Excerpt =
┄┄┄┄┄┄
4a) An example using single DMA
   ---------------------------

/*
   transfers 1KB from a hardware register, which is 4bytes wide, into buf[].
   Upon completion of the transfer, mycb() callback is called.
 */


  #include <asm/rc32300/rc32334_dma.h>
  
  ...
 
  #define DMA_NUM 0
  #define TABSZ 1024
  #define HARDWARE_REG_ADDR 0xwhatever
  
  char buf[TABSZ];
  dma_addr_t psrc, pdest;
  
  ...
  static void mycb(void *a)
  {
  	printk("transfer done.\n");
  	rc32334_unmap_single(NULL, pdest, TABSZ, DMA_TODEVICE);
  }
  ...
 
  psrc = HARDWARE_REG_ADDR;
  pdest = rc32334_map_single(NULL, buf, TABSZ, DMA_TODEVICE);
   
  rc32334_dma_setup_single(DMA_NUM, psrc, pdest, TABSZ, 
  			DMA_SRC_CONST|DMA_DONE_INT, mycb, NULL);
   
  rc32334_dma_initiate_single(DMA_NUM, DMA_BURSTSZ4);
  printk("go DMA, go!\n");
  

  ...
┄┄┄┄┄┄
Excerpts from a layout annotation set:
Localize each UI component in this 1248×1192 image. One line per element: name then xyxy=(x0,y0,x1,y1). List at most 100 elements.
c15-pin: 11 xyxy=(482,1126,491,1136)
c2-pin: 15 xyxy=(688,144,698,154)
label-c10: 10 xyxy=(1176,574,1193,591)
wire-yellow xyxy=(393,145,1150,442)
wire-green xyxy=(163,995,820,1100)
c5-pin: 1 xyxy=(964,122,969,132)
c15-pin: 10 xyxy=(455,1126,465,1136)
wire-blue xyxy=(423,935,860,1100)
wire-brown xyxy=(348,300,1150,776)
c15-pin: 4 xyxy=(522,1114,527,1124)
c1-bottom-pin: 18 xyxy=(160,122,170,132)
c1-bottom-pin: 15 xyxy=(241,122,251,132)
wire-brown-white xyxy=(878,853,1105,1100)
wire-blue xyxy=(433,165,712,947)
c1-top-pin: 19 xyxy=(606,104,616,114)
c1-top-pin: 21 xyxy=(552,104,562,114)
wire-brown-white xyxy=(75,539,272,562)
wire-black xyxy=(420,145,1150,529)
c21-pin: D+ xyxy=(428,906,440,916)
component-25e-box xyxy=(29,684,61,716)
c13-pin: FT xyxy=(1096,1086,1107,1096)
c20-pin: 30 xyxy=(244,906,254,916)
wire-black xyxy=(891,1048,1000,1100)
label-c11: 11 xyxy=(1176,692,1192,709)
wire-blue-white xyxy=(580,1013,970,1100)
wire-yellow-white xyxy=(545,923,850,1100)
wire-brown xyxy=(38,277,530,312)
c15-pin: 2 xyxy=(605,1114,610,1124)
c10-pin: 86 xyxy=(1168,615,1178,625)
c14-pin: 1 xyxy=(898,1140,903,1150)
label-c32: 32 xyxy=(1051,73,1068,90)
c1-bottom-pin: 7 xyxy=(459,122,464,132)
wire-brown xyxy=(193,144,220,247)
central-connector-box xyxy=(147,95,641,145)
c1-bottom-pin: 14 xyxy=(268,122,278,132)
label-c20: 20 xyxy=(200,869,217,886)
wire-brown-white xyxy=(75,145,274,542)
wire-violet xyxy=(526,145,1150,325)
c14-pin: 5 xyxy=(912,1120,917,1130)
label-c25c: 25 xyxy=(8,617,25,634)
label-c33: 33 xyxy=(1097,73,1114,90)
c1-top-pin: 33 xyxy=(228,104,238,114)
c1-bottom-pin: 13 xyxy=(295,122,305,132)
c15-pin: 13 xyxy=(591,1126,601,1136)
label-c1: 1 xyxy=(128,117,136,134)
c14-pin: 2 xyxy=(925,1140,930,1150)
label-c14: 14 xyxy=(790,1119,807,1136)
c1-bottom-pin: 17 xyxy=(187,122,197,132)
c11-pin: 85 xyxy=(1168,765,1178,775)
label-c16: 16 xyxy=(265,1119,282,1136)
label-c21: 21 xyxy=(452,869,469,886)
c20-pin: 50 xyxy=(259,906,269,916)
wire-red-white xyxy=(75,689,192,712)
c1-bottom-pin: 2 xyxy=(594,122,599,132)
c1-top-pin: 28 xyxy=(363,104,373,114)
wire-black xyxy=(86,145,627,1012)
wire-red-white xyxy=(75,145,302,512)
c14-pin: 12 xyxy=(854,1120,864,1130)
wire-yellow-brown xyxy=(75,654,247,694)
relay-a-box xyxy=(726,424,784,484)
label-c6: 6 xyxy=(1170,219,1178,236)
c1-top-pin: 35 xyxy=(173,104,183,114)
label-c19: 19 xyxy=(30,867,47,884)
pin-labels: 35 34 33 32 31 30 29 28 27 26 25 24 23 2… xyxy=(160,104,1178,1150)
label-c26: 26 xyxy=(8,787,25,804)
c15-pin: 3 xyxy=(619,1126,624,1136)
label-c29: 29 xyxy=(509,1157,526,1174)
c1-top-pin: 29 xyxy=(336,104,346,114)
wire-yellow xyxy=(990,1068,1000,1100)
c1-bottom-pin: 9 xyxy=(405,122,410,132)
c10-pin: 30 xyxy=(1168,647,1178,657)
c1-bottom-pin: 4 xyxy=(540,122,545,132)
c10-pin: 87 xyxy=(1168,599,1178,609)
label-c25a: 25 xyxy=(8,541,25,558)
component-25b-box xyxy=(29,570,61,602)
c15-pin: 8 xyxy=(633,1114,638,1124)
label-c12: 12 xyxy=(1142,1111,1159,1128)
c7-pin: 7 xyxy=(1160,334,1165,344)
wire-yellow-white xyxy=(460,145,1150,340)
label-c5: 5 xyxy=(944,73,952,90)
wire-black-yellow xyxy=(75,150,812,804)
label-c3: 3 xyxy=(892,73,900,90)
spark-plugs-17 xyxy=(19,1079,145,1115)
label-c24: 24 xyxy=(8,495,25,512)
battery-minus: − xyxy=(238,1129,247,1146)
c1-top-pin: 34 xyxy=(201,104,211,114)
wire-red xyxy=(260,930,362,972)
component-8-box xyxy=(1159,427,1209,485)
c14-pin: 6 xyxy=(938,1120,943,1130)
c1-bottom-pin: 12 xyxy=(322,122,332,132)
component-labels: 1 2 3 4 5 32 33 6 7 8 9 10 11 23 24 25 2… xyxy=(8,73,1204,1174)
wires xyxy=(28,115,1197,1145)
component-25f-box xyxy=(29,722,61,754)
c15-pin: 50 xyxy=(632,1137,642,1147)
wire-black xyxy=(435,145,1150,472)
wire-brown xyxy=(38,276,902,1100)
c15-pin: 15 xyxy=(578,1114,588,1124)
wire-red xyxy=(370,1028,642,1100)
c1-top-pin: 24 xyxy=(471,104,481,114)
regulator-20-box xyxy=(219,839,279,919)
┄┄┄┄┄┄
Actions to take =
1. Answer these questions about the single DMA example:
(a) How wide is the hardware register that the data is transferred from?
(b) What value is DMA_NUM defined as?
(c) Which burst-size constant is passed to rc32334_dma_initiate_single?
2. Reproduce the part of the single DMA example starting with "#include <asm/rc32300/rc32334_dma.h>" and going on through "void mycb(void *a)".
3. Using the single DMA example, explain when mycb() gets called and what it does when it runs.

The solutions =
1.
(a) 4 bytes
(b) 0
(c) DMA_BURSTSZ4

2.
#include <asm/rc32300/rc32334_dma.h>
  
  ...
 
  #define DMA_NUM 0
  #define TABSZ 1024
  #define HARDWARE_REG_ADDR 0xwhatever
  
  char buf[TABSZ];
  dma_addr_t psrc, pdest;
  
  ...
  static void mycb(void *a)

3. The example's comment says mycb() is called when the transfer is complete. It prints "transfer done." and then calls rc32334_unmap_single(NULL, pdest, TABSZ, DMA_TODEVICE).